Exercise aim:
In full and without deviation, write out the entries that follow.

Supplied material:

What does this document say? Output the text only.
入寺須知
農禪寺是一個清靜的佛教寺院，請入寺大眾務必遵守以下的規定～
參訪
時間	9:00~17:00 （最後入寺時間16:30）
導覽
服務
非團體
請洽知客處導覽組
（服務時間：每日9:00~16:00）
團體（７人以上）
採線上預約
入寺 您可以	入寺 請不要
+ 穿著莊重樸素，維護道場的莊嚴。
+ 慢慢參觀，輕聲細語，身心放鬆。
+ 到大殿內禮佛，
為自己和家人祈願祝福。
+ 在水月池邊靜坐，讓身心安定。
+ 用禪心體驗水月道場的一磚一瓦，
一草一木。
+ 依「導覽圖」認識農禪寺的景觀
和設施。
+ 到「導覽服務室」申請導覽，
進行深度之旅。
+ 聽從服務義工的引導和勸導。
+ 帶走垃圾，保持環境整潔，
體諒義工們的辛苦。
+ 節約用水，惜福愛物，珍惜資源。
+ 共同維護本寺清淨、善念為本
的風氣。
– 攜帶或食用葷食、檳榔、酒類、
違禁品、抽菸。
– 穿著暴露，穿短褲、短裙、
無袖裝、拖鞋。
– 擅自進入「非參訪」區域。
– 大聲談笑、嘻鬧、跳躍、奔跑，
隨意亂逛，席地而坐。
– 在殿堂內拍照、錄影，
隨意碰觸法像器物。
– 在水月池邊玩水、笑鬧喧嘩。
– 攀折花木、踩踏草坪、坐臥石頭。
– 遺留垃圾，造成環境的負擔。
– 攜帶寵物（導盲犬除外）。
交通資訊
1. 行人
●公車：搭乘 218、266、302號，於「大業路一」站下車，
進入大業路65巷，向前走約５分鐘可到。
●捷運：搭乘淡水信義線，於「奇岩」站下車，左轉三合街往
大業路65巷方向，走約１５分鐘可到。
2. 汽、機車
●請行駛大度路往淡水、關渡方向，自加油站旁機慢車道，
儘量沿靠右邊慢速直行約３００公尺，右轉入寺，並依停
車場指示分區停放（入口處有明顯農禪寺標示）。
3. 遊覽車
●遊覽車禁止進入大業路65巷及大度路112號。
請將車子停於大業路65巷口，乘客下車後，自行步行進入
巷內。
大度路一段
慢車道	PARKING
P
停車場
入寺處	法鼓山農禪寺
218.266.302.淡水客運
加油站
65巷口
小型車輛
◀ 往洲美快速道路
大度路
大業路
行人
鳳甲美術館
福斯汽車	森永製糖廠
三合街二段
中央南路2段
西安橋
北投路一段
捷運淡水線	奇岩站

Answer in full:
What does this document say? Output the text only.
入寺須知
農禪寺是一個清靜的佛教寺院，請入寺大眾務必遵守以下的規定～
參訪
時間	9:00~17:00 （最後入寺時間16:30）
導覽
服務
非團體
請洽知客處導覽組
（服務時間：每日9:00~16:00）
團體（７人以上）
採線上預約
入寺 您可以	入寺 請不要
+ 穿著莊重樸素，維護道場的莊嚴。
+ 慢慢參觀，輕聲細語，身心放鬆。
+ 到大殿內禮佛，
為自己和家人祈願祝福。
+ 在水月池邊靜坐，讓身心安定。
+ 用禪心體驗水月道場的一磚一瓦，
一草一木。
+ 依「導覽圖」認識農禪寺的景觀
和設施。
+ 到「導覽服務室」申請導覽，
進行深度之旅。
+ 聽從服務義工的引導和勸導。
+ 帶走垃圾，保持環境整潔，
體諒義工們的辛苦。
+ 節約用水，惜福愛物，珍惜資源。
+ 共同維護本寺清淨、善念為本
的風氣。
– 攜帶或食用葷食、檳榔、酒類、
違禁品、抽菸。
– 穿著暴露，穿短褲、短裙、
無袖裝、拖鞋。
– 擅自進入「非參訪」區域。
– 大聲談笑、嘻鬧、跳躍、奔跑，
隨意亂逛，席地而坐。
– 在殿堂內拍照、錄影，
隨意碰觸法像器物。
– 在水月池邊玩水、笑鬧喧嘩。
– 攀折花木、踩踏草坪、坐臥石頭。
– 遺留垃圾，造成環境的負擔。
– 攜帶寵物（導盲犬除外）。
交通資訊
1. 行人
●公車：搭乘 218、266、302號，於「大業路一」站下車，
進入大業路65巷，向前走約５分鐘可到。
●捷運：搭乘淡水信義線，於「奇岩」站下車，左轉三合街往
大業路65巷方向，走約１５分鐘可到。
2. 汽、機車
●請行駛大度路往淡水、關渡方向，自加油站旁機慢車道，
儘量沿靠右邊慢速直行約３００公尺，右轉入寺，並依停
車場指示分區停放（入口處有明顯農禪寺標示）。
3. 遊覽車
●遊覽車禁止進入大業路65巷及大度路112號。
請將車子停於大業路65巷口，乘客下車後，自行步行進入
巷內。
大度路一段
慢車道	PARKING
P
停車場
入寺處	法鼓山農禪寺
218.266.302.淡水客運
加油站
65巷口
小型車輛
◀ 往洲美快速道路
大度路
大業路
行人
鳳甲美術館
福斯汽車	森永製糖廠
三合街二段
中央南路2段
西安橋
北投路一段
捷運淡水線	奇岩站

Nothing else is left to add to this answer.